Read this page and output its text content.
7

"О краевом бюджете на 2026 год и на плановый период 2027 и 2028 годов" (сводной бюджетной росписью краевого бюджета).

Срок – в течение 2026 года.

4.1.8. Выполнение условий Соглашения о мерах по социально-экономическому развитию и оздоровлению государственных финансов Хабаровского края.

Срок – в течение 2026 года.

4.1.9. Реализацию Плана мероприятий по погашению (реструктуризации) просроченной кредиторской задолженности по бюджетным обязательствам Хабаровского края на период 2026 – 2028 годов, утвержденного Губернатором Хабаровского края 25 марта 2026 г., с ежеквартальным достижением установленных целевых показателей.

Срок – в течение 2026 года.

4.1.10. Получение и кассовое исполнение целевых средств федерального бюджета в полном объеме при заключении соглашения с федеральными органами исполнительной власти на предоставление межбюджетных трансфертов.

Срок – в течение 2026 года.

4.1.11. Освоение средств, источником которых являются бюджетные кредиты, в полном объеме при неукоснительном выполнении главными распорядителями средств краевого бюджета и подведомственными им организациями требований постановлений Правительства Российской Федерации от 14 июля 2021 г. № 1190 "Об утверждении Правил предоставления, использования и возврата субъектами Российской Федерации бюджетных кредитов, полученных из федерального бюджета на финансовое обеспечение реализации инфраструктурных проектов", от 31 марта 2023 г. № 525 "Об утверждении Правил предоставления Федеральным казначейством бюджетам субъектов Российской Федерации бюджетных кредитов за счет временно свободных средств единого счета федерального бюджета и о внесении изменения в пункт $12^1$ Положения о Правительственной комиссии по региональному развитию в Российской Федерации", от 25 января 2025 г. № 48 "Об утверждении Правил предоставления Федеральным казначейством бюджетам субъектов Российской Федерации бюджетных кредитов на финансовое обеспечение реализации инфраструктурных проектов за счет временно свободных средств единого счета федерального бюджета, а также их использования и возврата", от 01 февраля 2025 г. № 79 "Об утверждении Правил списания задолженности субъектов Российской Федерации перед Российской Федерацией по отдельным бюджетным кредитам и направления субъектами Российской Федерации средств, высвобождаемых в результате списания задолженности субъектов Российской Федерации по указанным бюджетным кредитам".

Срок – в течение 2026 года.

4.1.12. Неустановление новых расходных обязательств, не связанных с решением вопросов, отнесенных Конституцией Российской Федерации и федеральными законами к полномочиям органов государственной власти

Task objective:
Reproduce all the data word for word.

Complete output:
Read this page and output its text content.
7

"О краевом бюджете на 2026 год и на плановый период 2027 и 2028 годов" (сводной бюджетной росписью краевого бюджета).

Срок – в течение 2026 года.

4.1.8. Выполнение условий Соглашения о мерах по социально-экономическому развитию и оздоровлению государственных финансов Хабаровского края.

Срок – в течение 2026 года.

4.1.9. Реализацию Плана мероприятий по погашению (реструктуризации) просроченной кредиторской задолженности по бюджетным обязательствам Хабаровского края на период 2026 – 2028 годов, утвержденного Губернатором Хабаровского края 25 марта 2026 г., с ежеквартальным достижением установленных целевых показателей.

Срок – в течение 2026 года.

4.1.10. Получение и кассовое исполнение целевых средств федерального бюджета в полном объеме при заключении соглашения с федеральными органами исполнительной власти на предоставление межбюджетных трансфертов.

Срок – в течение 2026 года.

4.1.11. Освоение средств, источником которых являются бюджетные кредиты, в полном объеме при неукоснительном выполнении главными распорядителями средств краевого бюджета и подведомственными им организациями требований постановлений Правительства Российской Федерации от 14 июля 2021 г. № 1190 "Об утверждении Правил предоставления, использования и возврата субъектами Российской Федерации бюджетных кредитов, полученных из федерального бюджета на финансовое обеспечение реализации инфраструктурных проектов", от 31 марта 2023 г. № 525 "Об утверждении Правил предоставления Федеральным казначейством бюджетам субъектов Российской Федерации бюджетных кредитов за счет временно свободных средств единого счета федерального бюджета и о внесении изменения в пункт $12^1$ Положения о Правительственной комиссии по региональному развитию в Российской Федерации", от 25 января 2025 г. № 48 "Об утверждении Правил предоставления Федеральным казначейством бюджетам субъектов Российской Федерации бюджетных кредитов на финансовое обеспечение реализации инфраструктурных проектов за счет временно свободных средств единого счета федерального бюджета, а также их использования и возврата", от 01 февраля 2025 г. № 79 "Об утверждении Правил списания задолженности субъектов Российской Федерации перед Российской Федерацией по отдельным бюджетным кредитам и направления субъектами Российской Федерации средств, высвобождаемых в результате списания задолженности субъектов Российской Федерации по указанным бюджетным кредитам".

Срок – в течение 2026 года.

4.1.12. Неустановление новых расходных обязательств, не связанных с решением вопросов, отнесенных Конституцией Российской Федерации и федеральными законами к полномочиям органов государственной власти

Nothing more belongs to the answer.